**What needs to be done:** Whenever the word "donor" shows up in a line of the data, copy that line.

**Records of document pages:**

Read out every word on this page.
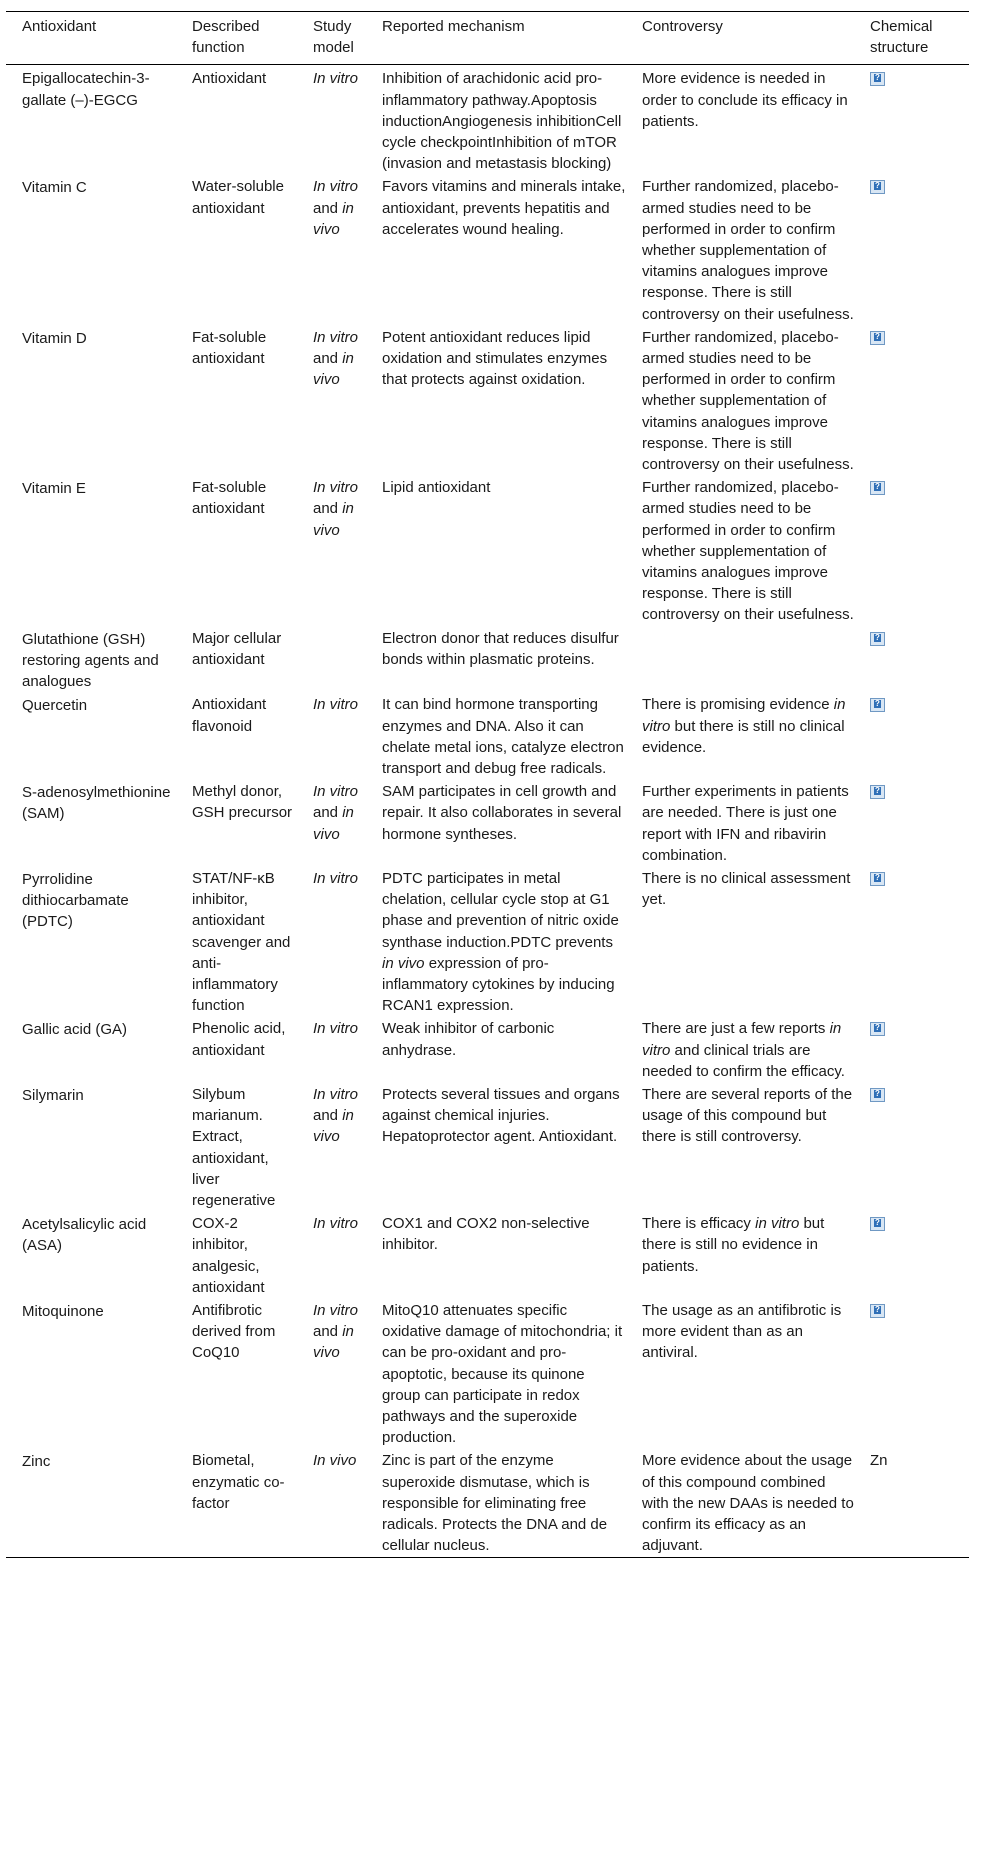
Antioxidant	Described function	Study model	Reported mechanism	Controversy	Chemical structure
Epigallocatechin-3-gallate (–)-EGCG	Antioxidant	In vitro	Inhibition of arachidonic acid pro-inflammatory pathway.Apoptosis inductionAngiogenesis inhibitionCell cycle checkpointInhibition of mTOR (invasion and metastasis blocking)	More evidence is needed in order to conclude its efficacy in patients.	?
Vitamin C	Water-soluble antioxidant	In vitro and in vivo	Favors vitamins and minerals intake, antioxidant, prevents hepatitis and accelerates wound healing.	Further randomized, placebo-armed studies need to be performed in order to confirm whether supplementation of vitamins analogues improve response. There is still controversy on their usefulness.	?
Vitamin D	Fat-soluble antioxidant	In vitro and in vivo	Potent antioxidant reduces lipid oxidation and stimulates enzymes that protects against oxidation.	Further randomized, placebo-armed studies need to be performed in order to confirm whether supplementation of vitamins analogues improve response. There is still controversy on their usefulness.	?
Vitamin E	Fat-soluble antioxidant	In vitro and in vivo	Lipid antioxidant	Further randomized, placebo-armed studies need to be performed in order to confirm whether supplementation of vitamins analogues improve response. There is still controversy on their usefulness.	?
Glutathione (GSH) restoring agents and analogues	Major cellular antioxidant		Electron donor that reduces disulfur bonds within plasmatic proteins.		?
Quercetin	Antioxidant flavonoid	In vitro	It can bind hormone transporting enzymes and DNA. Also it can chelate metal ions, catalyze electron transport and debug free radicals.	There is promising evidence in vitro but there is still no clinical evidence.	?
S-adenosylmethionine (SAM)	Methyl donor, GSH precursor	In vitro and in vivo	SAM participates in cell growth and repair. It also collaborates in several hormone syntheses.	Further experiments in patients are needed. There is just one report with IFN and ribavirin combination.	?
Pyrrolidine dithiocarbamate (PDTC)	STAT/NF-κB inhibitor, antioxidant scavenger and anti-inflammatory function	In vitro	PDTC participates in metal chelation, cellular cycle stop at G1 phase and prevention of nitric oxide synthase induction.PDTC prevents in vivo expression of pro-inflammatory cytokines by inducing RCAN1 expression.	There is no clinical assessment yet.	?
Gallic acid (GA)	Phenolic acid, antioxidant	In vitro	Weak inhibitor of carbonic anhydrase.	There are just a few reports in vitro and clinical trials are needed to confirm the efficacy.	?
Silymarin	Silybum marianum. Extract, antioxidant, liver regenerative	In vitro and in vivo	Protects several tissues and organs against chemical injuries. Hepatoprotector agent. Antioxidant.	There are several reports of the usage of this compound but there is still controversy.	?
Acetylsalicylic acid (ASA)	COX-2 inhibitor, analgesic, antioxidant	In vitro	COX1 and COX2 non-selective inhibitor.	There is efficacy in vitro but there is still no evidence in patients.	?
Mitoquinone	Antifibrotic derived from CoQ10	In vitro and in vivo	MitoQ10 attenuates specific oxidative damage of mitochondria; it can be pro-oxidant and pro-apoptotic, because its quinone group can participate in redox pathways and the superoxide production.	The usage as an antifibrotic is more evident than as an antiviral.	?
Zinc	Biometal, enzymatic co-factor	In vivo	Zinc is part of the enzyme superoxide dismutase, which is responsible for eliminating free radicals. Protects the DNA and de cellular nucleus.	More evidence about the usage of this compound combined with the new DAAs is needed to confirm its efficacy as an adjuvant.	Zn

--

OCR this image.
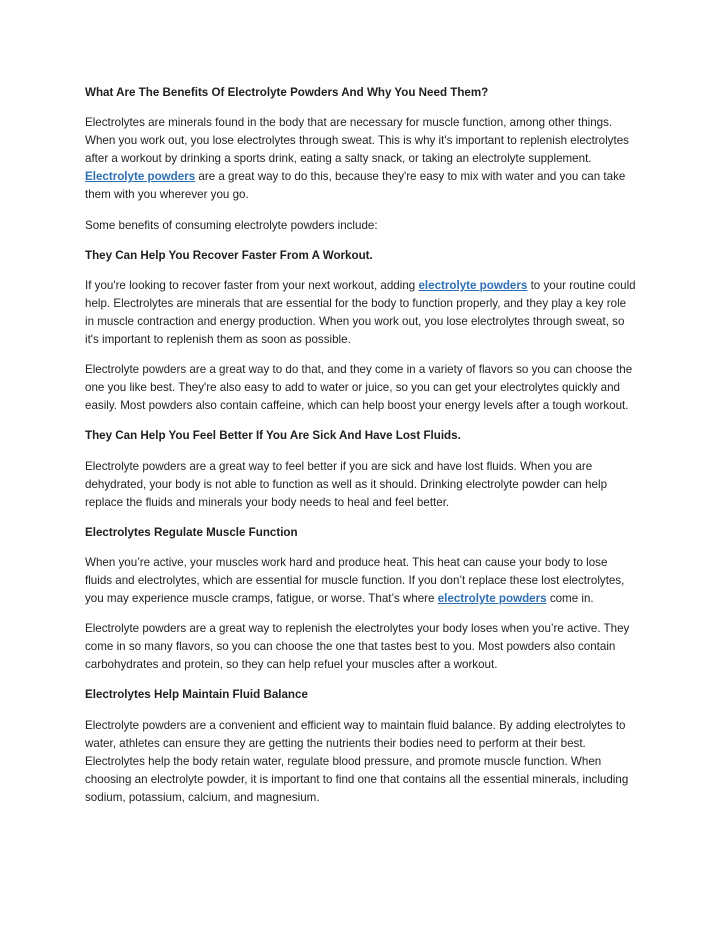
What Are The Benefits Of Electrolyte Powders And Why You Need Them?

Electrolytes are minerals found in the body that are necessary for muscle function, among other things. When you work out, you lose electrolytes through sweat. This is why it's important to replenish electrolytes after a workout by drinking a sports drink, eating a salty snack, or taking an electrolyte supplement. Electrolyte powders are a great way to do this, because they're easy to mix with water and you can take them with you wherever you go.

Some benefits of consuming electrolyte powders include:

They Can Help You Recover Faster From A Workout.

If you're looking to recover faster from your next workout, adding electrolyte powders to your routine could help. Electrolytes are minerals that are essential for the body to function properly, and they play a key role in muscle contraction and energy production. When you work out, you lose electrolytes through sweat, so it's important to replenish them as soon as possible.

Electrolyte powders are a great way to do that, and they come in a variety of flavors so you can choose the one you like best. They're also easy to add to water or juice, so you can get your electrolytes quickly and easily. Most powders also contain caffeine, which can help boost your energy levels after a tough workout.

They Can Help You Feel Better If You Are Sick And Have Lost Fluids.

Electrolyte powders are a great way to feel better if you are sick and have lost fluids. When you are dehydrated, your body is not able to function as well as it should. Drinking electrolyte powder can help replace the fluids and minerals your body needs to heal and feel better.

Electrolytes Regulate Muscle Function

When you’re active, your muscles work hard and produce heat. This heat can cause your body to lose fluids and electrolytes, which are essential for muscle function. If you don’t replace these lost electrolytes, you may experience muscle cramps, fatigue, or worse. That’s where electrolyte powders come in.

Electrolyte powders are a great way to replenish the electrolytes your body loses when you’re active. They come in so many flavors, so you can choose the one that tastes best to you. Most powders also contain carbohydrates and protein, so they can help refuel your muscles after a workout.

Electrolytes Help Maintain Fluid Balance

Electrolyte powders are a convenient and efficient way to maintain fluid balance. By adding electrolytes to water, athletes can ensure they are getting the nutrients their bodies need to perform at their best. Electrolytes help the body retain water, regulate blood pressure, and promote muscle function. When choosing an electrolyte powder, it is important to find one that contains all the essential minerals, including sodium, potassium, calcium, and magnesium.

**Answer to the problem:**
Glutathione (GSH) restoring agents and analogues	Major cellular antioxidant		Electron donor that reduces disulfur bonds within plasmatic proteins.		?
S-adenosylmethionine (SAM)	Methyl donor, GSH precursor	In vitro and in vivo	SAM participates in cell growth and repair. It also collaborates in several hormone syntheses.	Further experiments in patients are needed. There is just one report with IFN and ribavirin combination.	?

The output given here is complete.